• _Task to complete_
Write the listing out again, all of it, word for word.

• _Input for this task_
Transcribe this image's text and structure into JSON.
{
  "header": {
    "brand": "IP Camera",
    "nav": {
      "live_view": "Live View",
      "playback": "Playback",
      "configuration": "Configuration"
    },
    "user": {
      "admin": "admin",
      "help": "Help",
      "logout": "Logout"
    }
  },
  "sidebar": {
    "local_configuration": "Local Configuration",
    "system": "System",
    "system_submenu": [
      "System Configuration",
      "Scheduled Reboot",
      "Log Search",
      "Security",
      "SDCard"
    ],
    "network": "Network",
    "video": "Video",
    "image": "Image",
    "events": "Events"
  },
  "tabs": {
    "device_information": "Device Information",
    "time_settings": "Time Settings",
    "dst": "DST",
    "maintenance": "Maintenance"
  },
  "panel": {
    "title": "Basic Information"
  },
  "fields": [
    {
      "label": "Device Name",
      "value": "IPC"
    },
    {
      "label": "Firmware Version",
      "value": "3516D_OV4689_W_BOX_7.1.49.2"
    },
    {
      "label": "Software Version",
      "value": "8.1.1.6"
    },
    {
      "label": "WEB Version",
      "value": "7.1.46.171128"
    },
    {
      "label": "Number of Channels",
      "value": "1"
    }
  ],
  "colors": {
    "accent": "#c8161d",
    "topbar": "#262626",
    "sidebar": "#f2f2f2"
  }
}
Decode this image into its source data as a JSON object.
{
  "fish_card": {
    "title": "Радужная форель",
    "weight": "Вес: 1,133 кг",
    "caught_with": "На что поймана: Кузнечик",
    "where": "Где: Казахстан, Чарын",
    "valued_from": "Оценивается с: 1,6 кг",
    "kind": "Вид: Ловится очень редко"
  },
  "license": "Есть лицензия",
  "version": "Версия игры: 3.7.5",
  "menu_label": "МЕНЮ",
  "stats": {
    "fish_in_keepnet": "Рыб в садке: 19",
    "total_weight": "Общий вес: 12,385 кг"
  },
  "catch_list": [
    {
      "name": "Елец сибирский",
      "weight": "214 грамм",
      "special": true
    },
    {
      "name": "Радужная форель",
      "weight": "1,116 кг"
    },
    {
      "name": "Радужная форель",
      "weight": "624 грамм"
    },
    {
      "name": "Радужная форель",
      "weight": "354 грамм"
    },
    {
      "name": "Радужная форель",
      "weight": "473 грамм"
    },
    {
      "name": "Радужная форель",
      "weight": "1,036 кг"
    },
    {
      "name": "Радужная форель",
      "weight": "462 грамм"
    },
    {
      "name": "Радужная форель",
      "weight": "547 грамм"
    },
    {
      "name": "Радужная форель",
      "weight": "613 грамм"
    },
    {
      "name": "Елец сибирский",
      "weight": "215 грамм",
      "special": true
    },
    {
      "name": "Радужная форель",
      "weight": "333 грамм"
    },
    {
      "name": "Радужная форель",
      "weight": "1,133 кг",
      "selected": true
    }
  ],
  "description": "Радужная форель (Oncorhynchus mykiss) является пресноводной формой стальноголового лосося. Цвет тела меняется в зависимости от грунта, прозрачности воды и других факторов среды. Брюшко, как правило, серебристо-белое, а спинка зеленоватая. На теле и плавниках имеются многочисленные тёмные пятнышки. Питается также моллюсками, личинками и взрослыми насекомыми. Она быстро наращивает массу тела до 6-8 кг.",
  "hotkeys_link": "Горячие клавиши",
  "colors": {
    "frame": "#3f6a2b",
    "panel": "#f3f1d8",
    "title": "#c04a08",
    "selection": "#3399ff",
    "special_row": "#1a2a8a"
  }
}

• _Answer in full_
Transcribe this image's text and structure into JSON.
{
  "header": {
    "brand": "IP Camera",
    "nav": {
      "live_view": "Live View",
      "playback": "Playback",
      "configuration": "Configuration"
    },
    "user": {
      "admin": "admin",
      "help": "Help",
      "logout": "Logout"
    }
  },
  "sidebar": {
    "local_configuration": "Local Configuration",
    "system": "System",
    "system_submenu": [
      "System Configuration",
      "Scheduled Reboot",
      "Log Search",
      "Security",
      "SDCard"
    ],
    "network": "Network",
    "video": "Video",
    "image": "Image",
    "events": "Events"
  },
  "tabs": {
    "device_information": "Device Information",
    "time_settings": "Time Settings",
    "dst": "DST",
    "maintenance": "Maintenance"
  },
  "panel": {
    "title": "Basic Information"
  },
  "fields": [
    {
      "label": "Device Name",
      "value": "IPC"
    },
    {
      "label": "Firmware Version",
      "value": "3516D_OV4689_W_BOX_7.1.49.2"
    },
    {
      "label": "Software Version",
      "value": "8.1.1.6"
    },
    {
      "label": "WEB Version",
      "value": "7.1.46.171128"
    },
    {
      "label": "Number of Channels",
      "value": "1"
    }
  ],
  "colors": {
    "accent": "#c8161d",
    "topbar": "#262626",
    "sidebar": "#f2f2f2"
  }
}
Decode this image into its source data as a JSON object.
{
  "fish_card": {
    "title": "Радужная форель",
    "weight": "Вес: 1,133 кг",
    "caught_with": "На что поймана: Кузнечик",
    "where": "Где: Казахстан, Чарын",
    "valued_from": "Оценивается с: 1,6 кг",
    "kind": "Вид: Ловится очень редко"
  },
  "license": "Есть лицензия",
  "version": "Версия игры: 3.7.5",
  "menu_label": "МЕНЮ",
  "stats": {
    "fish_in_keepnet": "Рыб в садке: 19",
    "total_weight": "Общий вес: 12,385 кг"
  },
  "catch_list": [
    {
      "name": "Елец сибирский",
      "weight": "214 грамм",
      "special": true
    },
    {
      "name": "Радужная форель",
      "weight": "1,116 кг"
    },
    {
      "name": "Радужная форель",
      "weight": "624 грамм"
    },
    {
      "name": "Радужная форель",
      "weight": "354 грамм"
    },
    {
      "name": "Радужная форель",
      "weight": "473 грамм"
    },
    {
      "name": "Радужная форель",
      "weight": "1,036 кг"
    },
    {
      "name": "Радужная форель",
      "weight": "462 грамм"
    },
    {
      "name": "Радужная форель",
      "weight": "547 грамм"
    },
    {
      "name": "Радужная форель",
      "weight": "613 грамм"
    },
    {
      "name": "Елец сибирский",
      "weight": "215 грамм",
      "special": true
    },
    {
      "name": "Радужная форель",
      "weight": "333 грамм"
    },
    {
      "name": "Радужная форель",
      "weight": "1,133 кг",
      "selected": true
    }
  ],
  "description": "Радужная форель (Oncorhynchus mykiss) является пресноводной формой стальноголового лосося. Цвет тела меняется в зависимости от грунта, прозрачности воды и других факторов среды. Брюшко, как правило, серебристо-белое, а спинка зеленоватая. На теле и плавниках имеются многочисленные тёмные пятнышки. Питается также моллюсками, личинками и взрослыми насекомыми. Она быстро наращивает массу тела до 6-8 кг.",
  "hotkeys_link": "Горячие клавиши",
  "colors": {
    "frame": "#3f6a2b",
    "panel": "#f3f1d8",
    "title": "#c04a08",
    "selection": "#3399ff",
    "special_row": "#1a2a8a"
  }
}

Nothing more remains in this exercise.